#### [CHALLENGE]
The listing must be reproduced in full, exactly as it stands.

#### [DATA LINES]
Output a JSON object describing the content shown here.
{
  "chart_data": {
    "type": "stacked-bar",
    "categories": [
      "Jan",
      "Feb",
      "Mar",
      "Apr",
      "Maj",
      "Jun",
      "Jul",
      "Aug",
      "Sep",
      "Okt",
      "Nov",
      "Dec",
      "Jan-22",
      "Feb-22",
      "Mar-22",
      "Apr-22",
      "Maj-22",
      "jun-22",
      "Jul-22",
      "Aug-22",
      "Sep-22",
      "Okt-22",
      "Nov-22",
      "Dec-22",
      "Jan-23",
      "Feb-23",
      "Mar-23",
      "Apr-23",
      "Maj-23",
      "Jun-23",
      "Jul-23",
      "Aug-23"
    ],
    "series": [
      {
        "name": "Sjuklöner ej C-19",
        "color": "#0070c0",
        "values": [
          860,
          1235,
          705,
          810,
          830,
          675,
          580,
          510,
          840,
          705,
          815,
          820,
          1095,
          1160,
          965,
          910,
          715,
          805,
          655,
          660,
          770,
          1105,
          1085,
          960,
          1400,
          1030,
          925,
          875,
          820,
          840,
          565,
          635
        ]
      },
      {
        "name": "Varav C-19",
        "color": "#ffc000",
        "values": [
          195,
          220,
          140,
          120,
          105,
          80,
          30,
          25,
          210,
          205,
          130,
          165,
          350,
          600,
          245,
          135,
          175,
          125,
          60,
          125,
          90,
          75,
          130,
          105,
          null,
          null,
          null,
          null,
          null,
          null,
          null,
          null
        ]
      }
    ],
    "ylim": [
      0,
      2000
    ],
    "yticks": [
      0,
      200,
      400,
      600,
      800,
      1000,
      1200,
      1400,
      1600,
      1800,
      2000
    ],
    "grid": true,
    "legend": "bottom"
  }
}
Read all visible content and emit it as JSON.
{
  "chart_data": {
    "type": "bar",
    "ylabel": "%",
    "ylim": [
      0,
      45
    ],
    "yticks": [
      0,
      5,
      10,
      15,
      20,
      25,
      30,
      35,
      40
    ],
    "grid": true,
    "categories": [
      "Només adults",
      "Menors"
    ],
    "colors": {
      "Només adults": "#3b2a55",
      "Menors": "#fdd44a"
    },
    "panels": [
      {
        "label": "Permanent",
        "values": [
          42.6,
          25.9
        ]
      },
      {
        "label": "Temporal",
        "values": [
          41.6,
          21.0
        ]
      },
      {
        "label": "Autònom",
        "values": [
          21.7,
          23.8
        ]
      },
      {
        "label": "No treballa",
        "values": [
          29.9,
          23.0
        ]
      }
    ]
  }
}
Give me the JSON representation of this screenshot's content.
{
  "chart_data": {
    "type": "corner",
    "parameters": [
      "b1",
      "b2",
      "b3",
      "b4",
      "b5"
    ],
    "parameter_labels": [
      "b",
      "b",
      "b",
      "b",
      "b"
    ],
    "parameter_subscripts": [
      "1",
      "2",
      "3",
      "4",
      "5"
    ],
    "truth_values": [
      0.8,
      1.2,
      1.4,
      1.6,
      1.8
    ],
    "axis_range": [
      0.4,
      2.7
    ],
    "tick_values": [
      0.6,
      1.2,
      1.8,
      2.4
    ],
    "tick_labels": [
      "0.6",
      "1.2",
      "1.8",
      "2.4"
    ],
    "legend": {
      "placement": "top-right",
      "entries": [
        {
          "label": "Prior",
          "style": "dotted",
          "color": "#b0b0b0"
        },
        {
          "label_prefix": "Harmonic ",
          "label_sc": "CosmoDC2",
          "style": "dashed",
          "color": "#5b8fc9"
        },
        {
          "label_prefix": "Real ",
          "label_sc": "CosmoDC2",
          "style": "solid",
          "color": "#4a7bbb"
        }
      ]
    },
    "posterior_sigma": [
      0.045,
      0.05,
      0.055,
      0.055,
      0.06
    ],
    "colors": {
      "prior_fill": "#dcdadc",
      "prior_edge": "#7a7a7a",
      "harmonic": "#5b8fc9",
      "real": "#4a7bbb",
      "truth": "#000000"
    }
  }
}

#### [SOLUTION]
Output a JSON object describing the content shown here.
{
  "chart_data": {
    "type": "stacked-bar",
    "categories": [
      "Jan",
      "Feb",
      "Mar",
      "Apr",
      "Maj",
      "Jun",
      "Jul",
      "Aug",
      "Sep",
      "Okt",
      "Nov",
      "Dec",
      "Jan-22",
      "Feb-22",
      "Mar-22",
      "Apr-22",
      "Maj-22",
      "jun-22",
      "Jul-22",
      "Aug-22",
      "Sep-22",
      "Okt-22",
      "Nov-22",
      "Dec-22",
      "Jan-23",
      "Feb-23",
      "Mar-23",
      "Apr-23",
      "Maj-23",
      "Jun-23",
      "Jul-23",
      "Aug-23"
    ],
    "series": [
      {
        "name": "Sjuklöner ej C-19",
        "color": "#0070c0",
        "values": [
          860,
          1235,
          705,
          810,
          830,
          675,
          580,
          510,
          840,
          705,
          815,
          820,
          1095,
          1160,
          965,
          910,
          715,
          805,
          655,
          660,
          770,
          1105,
          1085,
          960,
          1400,
          1030,
          925,
          875,
          820,
          840,
          565,
          635
        ]
      },
      {
        "name": "Varav C-19",
        "color": "#ffc000",
        "values": [
          195,
          220,
          140,
          120,
          105,
          80,
          30,
          25,
          210,
          205,
          130,
          165,
          350,
          600,
          245,
          135,
          175,
          125,
          60,
          125,
          90,
          75,
          130,
          105,
          null,
          null,
          null,
          null,
          null,
          null,
          null,
          null
        ]
      }
    ],
    "ylim": [
      0,
      2000
    ],
    "yticks": [
      0,
      200,
      400,
      600,
      800,
      1000,
      1200,
      1400,
      1600,
      1800,
      2000
    ],
    "grid": true,
    "legend": "bottom"
  }
}
Read all visible content and emit it as JSON.
{
  "chart_data": {
    "type": "bar",
    "ylabel": "%",
    "ylim": [
      0,
      45
    ],
    "yticks": [
      0,
      5,
      10,
      15,
      20,
      25,
      30,
      35,
      40
    ],
    "grid": true,
    "categories": [
      "Només adults",
      "Menors"
    ],
    "colors": {
      "Només adults": "#3b2a55",
      "Menors": "#fdd44a"
    },
    "panels": [
      {
        "label": "Permanent",
        "values": [
          42.6,
          25.9
        ]
      },
      {
        "label": "Temporal",
        "values": [
          41.6,
          21.0
        ]
      },
      {
        "label": "Autònom",
        "values": [
          21.7,
          23.8
        ]
      },
      {
        "label": "No treballa",
        "values": [
          29.9,
          23.0
        ]
      }
    ]
  }
}
Give me the JSON representation of this screenshot's content.
{
  "chart_data": {
    "type": "corner",
    "parameters": [
      "b1",
      "b2",
      "b3",
      "b4",
      "b5"
    ],
    "parameter_labels": [
      "b",
      "b",
      "b",
      "b",
      "b"
    ],
    "parameter_subscripts": [
      "1",
      "2",
      "3",
      "4",
      "5"
    ],
    "truth_values": [
      0.8,
      1.2,
      1.4,
      1.6,
      1.8
    ],
    "axis_range": [
      0.4,
      2.7
    ],
    "tick_values": [
      0.6,
      1.2,
      1.8,
      2.4
    ],
    "tick_labels": [
      "0.6",
      "1.2",
      "1.8",
      "2.4"
    ],
    "legend": {
      "placement": "top-right",
      "entries": [
        {
          "label": "Prior",
          "style": "dotted",
          "color": "#b0b0b0"
        },
        {
          "label_prefix": "Harmonic ",
          "label_sc": "CosmoDC2",
          "style": "dashed",
          "color": "#5b8fc9"
        },
        {
          "label_prefix": "Real ",
          "label_sc": "CosmoDC2",
          "style": "solid",
          "color": "#4a7bbb"
        }
      ]
    },
    "posterior_sigma": [
      0.045,
      0.05,
      0.055,
      0.055,
      0.06
    ],
    "colors": {
      "prior_fill": "#dcdadc",
      "prior_edge": "#7a7a7a",
      "harmonic": "#5b8fc9",
      "real": "#4a7bbb",
      "truth": "#000000"
    }
  }
}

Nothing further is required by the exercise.